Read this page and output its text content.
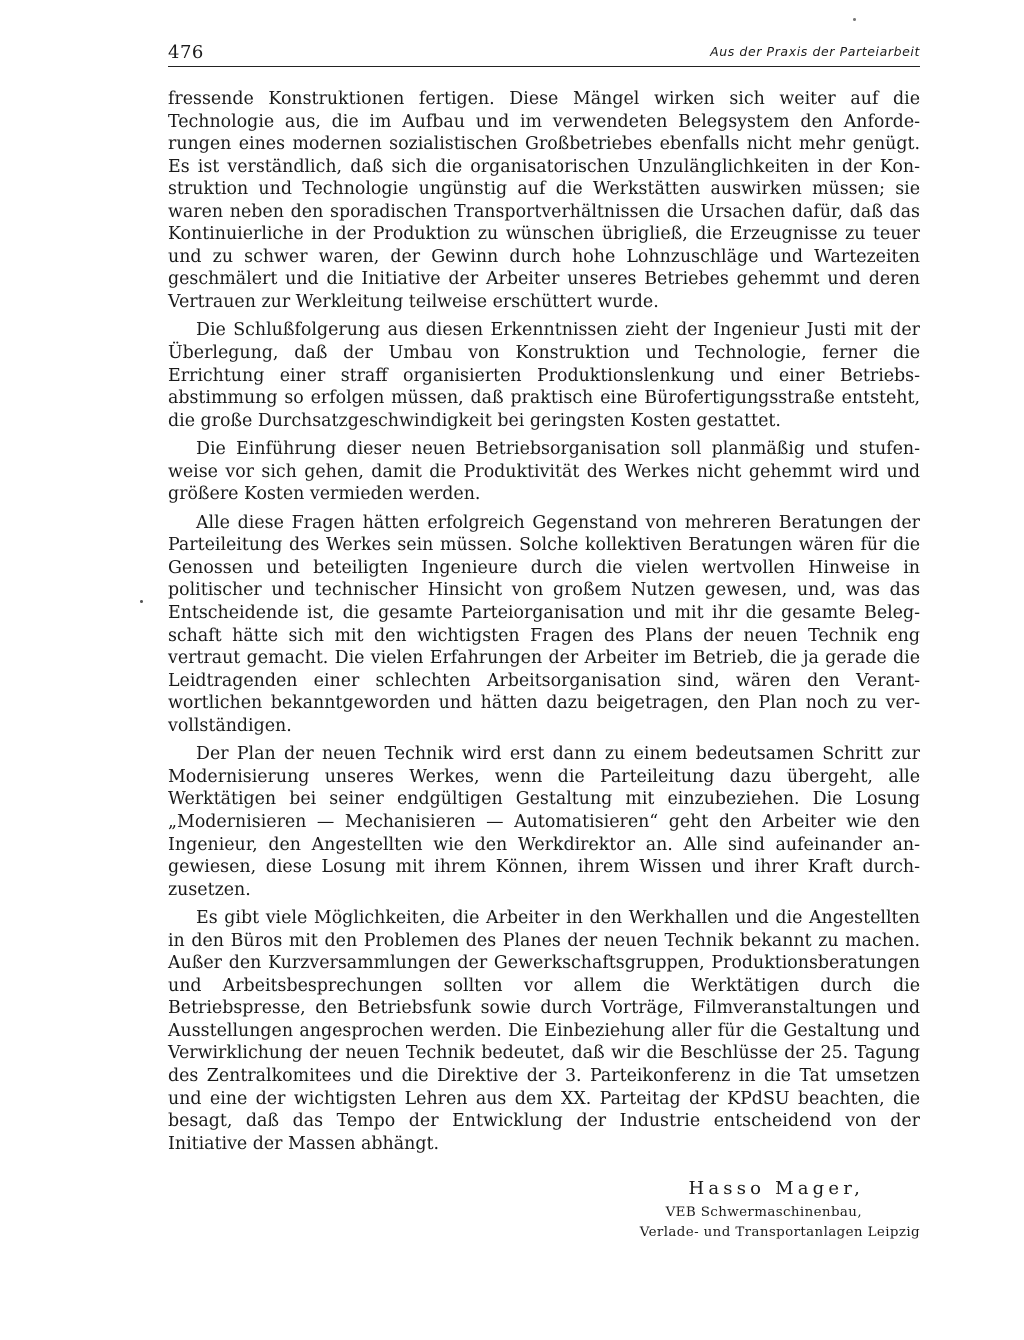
476	Aus der Praxis der Parteiarbeit

fressende Konstruktionen fertigen. Diese Mängel wirken sich weiter auf die Technologie aus, die im Aufbau und im verwendeten Belegsystem den Anforderungen eines modernen sozialistischen Großbetriebes ebenfalls nicht mehr genügt. Es ist verständlich, daß sich die organisatorischen Unzulänglichkeiten in der Konstruktion und Technologie ungünstig auf die Werkstätten auswirken müssen; sie waren neben den sporadischen Transportverhältnissen die Ursachen dafür, daß das Kontinuierliche in der Produktion zu wünschen übrigließ, die Erzeugnisse zu teuer und zu schwer waren, der Gewinn durch hohe Lohnzuschläge und Wartezeiten geschmälert und die Initiative der Arbeiter unseres Betriebes gehemmt und deren Vertrauen zur Werkleitung teilweise erschüttert wurde.

Die Schlußfolgerung aus diesen Erkenntnissen zieht der Ingenieur Justi mit der Überlegung, daß der Umbau von Konstruktion und Technologie, ferner die Errichtung einer straff organisierten Produktionslenkung und einer Betriebsabstimmung so erfolgen müssen, daß praktisch eine Bürofertigungsstraße entsteht, die große Durchsatzgeschwindigkeit bei geringsten Kosten gestattet.

Die Einführung dieser neuen Betriebsorganisation soll planmäßig und stufenweise vor sich gehen, damit die Produktivität des Werkes nicht gehemmt wird und größere Kosten vermieden werden.

Alle diese Fragen hätten erfolgreich Gegenstand von mehreren Beratungen der Parteileitung des Werkes sein müssen. Solche kollektiven Beratungen wären für die Genossen und beteiligten Ingenieure durch die vielen wertvollen Hinweise in politischer und technischer Hinsicht von großem Nutzen gewesen, und, was das Entscheidende ist, die gesamte Parteiorganisation und mit ihr die gesamte Belegschaft hätte sich mit den wichtigsten Fragen des Plans der neuen Technik eng vertraut gemacht. Die vielen Erfahrungen der Arbeiter im Betrieb, die ja gerade die Leidtragenden einer schlechten Arbeitsorganisation sind, wären den Verantwortlichen bekanntgeworden und hätten dazu beigetragen, den Plan noch zu vervollständigen.

Der Plan der neuen Technik wird erst dann zu einem bedeutsamen Schritt zur Modernisierung unseres Werkes, wenn die Parteileitung dazu übergeht, alle Werktätigen bei seiner endgültigen Gestaltung mit einzubeziehen. Die Losung „Modernisieren — Mechanisieren — Automatisieren“ geht den Arbeiter wie den Ingenieur, den Angestellten wie den Werkdirektor an. Alle sind aufeinander angewiesen, diese Losung mit ihrem Können, ihrem Wissen und ihrer Kraft durchzusetzen.

Es gibt viele Möglichkeiten, die Arbeiter in den Werkhallen und die Angestellten in den Büros mit den Problemen des Planes der neuen Technik bekannt zu machen. Außer den Kurzversammlungen der Gewerkschaftsgruppen, Produktionsberatungen und Arbeitsbesprechungen sollten vor allem die Werktätigen durch die Betriebspresse, den Betriebsfunk sowie durch Vorträge, Filmveranstaltungen und Ausstellungen angesprochen werden. Die Einbeziehung aller für die Gestaltung und Verwirklichung der neuen Technik bedeutet, daß wir die Beschlüsse der 25. Tagung des Zentralkomitees und die Direktive der 3. Parteikonferenz in die Tat umsetzen und eine der wichtigsten Lehren aus dem XX. Parteitag der KPdSU beachten, die besagt, daß das Tempo der Entwicklung der Industrie entscheidend von der Initiative der Massen abhängt.

Hasso Mager,
VEB Schwermaschinenbau,
Verlade- und Transportanlagen Leipzig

+--

> _Brief_
Keep every word of the data as it is when you write it out, but drop the pictures.

> _Result of the exercise_
Read this page and output its text content.
476	Aus der Praxis der Parteiarbeit

fressende Konstruktionen fertigen. Diese Mängel wirken sich weiter auf die Technologie aus, die im Aufbau und im verwendeten Belegsystem den Anforderungen eines modernen sozialistischen Großbetriebes ebenfalls nicht mehr genügt. Es ist verständlich, daß sich die organisatorischen Unzulänglichkeiten in der Konstruktion und Technologie ungünstig auf die Werkstätten auswirken müssen; sie waren neben den sporadischen Transportverhältnissen die Ursachen dafür, daß das Kontinuierliche in der Produktion zu wünschen übrigließ, die Erzeugnisse zu teuer und zu schwer waren, der Gewinn durch hohe Lohnzuschläge und Wartezeiten geschmälert und die Initiative der Arbeiter unseres Betriebes gehemmt und deren Vertrauen zur Werkleitung teilweise erschüttert wurde.

Die Schlußfolgerung aus diesen Erkenntnissen zieht der Ingenieur Justi mit der Überlegung, daß der Umbau von Konstruktion und Technologie, ferner die Errichtung einer straff organisierten Produktionslenkung und einer Betriebsabstimmung so erfolgen müssen, daß praktisch eine Bürofertigungsstraße entsteht, die große Durchsatzgeschwindigkeit bei geringsten Kosten gestattet.

Die Einführung dieser neuen Betriebsorganisation soll planmäßig und stufenweise vor sich gehen, damit die Produktivität des Werkes nicht gehemmt wird und größere Kosten vermieden werden.

Alle diese Fragen hätten erfolgreich Gegenstand von mehreren Beratungen der Parteileitung des Werkes sein müssen. Solche kollektiven Beratungen wären für die Genossen und beteiligten Ingenieure durch die vielen wertvollen Hinweise in politischer und technischer Hinsicht von großem Nutzen gewesen, und, was das Entscheidende ist, die gesamte Parteiorganisation und mit ihr die gesamte Belegschaft hätte sich mit den wichtigsten Fragen des Plans der neuen Technik eng vertraut gemacht. Die vielen Erfahrungen der Arbeiter im Betrieb, die ja gerade die Leidtragenden einer schlechten Arbeitsorganisation sind, wären den Verantwortlichen bekanntgeworden und hätten dazu beigetragen, den Plan noch zu vervollständigen.

Der Plan der neuen Technik wird erst dann zu einem bedeutsamen Schritt zur Modernisierung unseres Werkes, wenn die Parteileitung dazu übergeht, alle Werktätigen bei seiner endgültigen Gestaltung mit einzubeziehen. Die Losung „Modernisieren — Mechanisieren — Automatisieren“ geht den Arbeiter wie den Ingenieur, den Angestellten wie den Werkdirektor an. Alle sind aufeinander angewiesen, diese Losung mit ihrem Können, ihrem Wissen und ihrer Kraft durchzusetzen.

Es gibt viele Möglichkeiten, die Arbeiter in den Werkhallen und die Angestellten in den Büros mit den Problemen des Planes der neuen Technik bekannt zu machen. Außer den Kurzversammlungen der Gewerkschaftsgruppen, Produktionsberatungen und Arbeitsbesprechungen sollten vor allem die Werktätigen durch die Betriebspresse, den Betriebsfunk sowie durch Vorträge, Filmveranstaltungen und Ausstellungen angesprochen werden. Die Einbeziehung aller für die Gestaltung und Verwirklichung der neuen Technik bedeutet, daß wir die Beschlüsse der 25. Tagung des Zentralkomitees und die Direktive der 3. Parteikonferenz in die Tat umsetzen und eine der wichtigsten Lehren aus dem XX. Parteitag der KPdSU beachten, die besagt, daß das Tempo der Entwicklung der Industrie entscheidend von der Initiative der Massen abhängt.

Hasso Mager,
VEB Schwermaschinenbau,
Verlade- und Transportanlagen Leipzig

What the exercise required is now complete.